■ WRITTEN TASK ■
Find the word "helper" in the records below. List each line containing it.

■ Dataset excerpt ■
— Begin —
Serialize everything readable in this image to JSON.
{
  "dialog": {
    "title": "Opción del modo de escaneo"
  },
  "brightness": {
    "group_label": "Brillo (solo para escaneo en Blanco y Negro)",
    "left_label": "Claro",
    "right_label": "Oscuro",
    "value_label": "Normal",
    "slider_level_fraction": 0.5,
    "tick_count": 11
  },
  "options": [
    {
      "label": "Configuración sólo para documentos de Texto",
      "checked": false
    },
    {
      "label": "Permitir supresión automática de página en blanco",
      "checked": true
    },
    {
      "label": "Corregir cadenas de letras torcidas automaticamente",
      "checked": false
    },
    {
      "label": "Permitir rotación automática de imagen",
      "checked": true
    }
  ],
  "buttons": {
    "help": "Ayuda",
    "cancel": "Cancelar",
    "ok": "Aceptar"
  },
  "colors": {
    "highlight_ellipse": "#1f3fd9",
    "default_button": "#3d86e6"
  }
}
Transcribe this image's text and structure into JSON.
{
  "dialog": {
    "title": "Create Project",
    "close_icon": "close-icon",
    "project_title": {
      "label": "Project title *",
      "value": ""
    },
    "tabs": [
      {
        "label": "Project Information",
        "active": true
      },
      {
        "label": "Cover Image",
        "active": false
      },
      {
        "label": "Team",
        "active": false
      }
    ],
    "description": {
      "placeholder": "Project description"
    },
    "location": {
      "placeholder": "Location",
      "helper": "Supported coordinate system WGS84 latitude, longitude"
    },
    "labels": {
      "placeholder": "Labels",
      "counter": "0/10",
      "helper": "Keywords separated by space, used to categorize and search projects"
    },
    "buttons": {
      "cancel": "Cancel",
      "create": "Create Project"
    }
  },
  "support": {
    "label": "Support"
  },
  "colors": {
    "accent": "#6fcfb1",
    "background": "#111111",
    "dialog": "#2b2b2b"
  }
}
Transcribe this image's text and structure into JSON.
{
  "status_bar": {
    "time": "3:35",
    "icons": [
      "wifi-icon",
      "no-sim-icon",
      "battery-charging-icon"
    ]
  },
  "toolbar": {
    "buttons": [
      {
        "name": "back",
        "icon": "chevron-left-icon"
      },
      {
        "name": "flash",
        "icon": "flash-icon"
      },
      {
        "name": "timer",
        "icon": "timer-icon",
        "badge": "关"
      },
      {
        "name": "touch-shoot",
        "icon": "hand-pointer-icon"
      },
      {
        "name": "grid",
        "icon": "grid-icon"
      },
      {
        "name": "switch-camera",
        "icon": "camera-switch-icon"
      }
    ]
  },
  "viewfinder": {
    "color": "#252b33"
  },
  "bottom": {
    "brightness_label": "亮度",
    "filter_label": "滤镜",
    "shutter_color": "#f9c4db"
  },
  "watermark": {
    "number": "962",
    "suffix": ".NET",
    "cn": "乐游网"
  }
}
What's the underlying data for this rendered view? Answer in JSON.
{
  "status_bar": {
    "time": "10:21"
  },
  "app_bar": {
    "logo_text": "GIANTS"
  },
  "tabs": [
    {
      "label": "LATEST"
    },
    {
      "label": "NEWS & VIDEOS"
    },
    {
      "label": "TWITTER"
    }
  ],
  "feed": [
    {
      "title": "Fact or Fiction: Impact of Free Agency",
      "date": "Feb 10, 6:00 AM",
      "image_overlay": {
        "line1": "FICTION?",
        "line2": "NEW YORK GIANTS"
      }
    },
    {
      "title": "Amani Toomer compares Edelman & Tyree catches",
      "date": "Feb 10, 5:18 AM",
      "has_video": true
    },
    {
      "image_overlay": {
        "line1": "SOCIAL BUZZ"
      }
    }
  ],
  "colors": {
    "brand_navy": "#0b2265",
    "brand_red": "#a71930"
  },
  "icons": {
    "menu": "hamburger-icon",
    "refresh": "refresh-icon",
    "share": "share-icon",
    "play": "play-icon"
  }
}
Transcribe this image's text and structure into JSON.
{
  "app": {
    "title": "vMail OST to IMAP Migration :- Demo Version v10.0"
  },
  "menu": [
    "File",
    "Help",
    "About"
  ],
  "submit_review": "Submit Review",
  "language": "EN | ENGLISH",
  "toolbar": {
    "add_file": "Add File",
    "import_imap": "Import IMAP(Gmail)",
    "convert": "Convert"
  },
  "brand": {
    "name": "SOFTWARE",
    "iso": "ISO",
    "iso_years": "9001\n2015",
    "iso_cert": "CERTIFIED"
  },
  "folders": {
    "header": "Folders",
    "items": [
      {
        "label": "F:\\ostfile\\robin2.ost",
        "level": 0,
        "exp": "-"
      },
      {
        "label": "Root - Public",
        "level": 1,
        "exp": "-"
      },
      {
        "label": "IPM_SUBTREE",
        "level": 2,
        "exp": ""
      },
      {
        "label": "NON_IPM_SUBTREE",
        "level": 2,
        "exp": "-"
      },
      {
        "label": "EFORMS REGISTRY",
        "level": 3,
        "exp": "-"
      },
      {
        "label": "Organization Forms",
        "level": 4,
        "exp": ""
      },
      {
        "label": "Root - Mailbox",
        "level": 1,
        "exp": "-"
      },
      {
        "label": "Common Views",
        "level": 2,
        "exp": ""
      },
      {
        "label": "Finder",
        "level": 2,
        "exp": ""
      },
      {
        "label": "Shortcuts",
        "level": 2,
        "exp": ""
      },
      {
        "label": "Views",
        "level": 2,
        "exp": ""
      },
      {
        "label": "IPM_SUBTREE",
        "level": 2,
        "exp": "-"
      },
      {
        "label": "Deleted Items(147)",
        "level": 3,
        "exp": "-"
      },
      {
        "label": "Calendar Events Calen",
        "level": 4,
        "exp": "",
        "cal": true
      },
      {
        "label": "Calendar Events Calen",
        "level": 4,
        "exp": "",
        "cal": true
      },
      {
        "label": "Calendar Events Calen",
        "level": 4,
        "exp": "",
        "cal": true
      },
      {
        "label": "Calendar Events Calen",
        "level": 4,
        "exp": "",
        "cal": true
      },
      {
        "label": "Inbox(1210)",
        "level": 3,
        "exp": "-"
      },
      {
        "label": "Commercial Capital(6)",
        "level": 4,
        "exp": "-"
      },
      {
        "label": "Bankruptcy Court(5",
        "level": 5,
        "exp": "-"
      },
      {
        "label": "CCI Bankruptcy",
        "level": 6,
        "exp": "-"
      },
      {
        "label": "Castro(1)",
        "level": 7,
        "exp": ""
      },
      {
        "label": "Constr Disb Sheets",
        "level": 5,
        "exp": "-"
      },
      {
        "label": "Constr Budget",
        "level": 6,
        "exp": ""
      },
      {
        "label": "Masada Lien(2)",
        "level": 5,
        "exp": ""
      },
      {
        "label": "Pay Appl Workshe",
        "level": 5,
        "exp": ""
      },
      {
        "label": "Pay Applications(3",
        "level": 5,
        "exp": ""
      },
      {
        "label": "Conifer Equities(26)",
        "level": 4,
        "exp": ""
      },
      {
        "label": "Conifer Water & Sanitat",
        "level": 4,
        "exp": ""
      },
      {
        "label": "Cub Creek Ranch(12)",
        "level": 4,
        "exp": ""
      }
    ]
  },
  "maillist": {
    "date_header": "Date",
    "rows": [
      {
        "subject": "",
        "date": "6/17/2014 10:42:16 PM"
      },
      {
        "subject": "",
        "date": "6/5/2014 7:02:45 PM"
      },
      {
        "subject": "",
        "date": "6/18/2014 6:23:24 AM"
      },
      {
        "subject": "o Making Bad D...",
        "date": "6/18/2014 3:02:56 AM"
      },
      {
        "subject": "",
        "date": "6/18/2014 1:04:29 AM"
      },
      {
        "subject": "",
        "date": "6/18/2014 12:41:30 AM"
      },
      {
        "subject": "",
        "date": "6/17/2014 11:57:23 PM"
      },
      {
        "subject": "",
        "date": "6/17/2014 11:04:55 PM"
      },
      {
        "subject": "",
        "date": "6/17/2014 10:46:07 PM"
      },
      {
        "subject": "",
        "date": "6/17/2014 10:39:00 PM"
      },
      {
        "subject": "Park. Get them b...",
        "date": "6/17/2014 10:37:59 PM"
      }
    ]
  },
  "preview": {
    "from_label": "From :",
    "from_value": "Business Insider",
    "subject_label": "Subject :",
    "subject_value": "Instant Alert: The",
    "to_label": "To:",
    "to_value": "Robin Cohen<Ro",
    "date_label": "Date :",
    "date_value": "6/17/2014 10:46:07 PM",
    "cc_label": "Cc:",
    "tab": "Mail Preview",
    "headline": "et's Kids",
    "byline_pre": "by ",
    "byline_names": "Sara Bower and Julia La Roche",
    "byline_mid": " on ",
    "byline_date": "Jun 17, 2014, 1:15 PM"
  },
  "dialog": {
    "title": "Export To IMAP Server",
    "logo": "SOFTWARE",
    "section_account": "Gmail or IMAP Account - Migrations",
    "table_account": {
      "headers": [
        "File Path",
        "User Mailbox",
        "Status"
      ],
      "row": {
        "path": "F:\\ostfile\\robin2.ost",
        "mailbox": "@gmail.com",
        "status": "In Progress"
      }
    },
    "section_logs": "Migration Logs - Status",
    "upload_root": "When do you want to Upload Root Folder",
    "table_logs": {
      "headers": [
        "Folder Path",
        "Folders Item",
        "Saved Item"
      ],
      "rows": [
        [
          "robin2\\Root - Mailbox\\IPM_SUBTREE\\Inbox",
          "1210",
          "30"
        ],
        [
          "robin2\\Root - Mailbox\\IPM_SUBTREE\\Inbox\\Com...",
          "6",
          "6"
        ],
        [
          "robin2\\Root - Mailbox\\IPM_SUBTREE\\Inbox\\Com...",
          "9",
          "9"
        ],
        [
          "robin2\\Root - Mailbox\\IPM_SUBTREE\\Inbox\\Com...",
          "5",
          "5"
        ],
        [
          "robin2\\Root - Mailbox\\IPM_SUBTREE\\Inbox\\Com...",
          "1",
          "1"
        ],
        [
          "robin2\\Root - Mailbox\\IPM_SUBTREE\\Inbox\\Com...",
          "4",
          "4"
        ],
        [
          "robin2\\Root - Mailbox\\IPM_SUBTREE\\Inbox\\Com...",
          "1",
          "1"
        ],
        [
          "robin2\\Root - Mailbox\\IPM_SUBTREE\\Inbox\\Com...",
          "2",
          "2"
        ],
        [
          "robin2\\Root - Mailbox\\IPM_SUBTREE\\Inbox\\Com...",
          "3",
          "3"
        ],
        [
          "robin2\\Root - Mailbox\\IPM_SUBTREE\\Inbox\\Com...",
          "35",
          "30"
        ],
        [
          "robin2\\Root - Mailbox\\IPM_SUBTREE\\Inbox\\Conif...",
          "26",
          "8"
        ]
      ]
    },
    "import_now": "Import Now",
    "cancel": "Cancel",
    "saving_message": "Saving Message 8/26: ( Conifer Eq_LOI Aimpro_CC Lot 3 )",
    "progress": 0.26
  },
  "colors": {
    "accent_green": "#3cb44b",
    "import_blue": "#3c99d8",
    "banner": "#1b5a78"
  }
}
— End —
■ FINAL RESULT ■
      "helper": "Supported coordinate system WGS84 latitude, longitude"
      "helper": "Keywords separated by space, used to categorize and search projects"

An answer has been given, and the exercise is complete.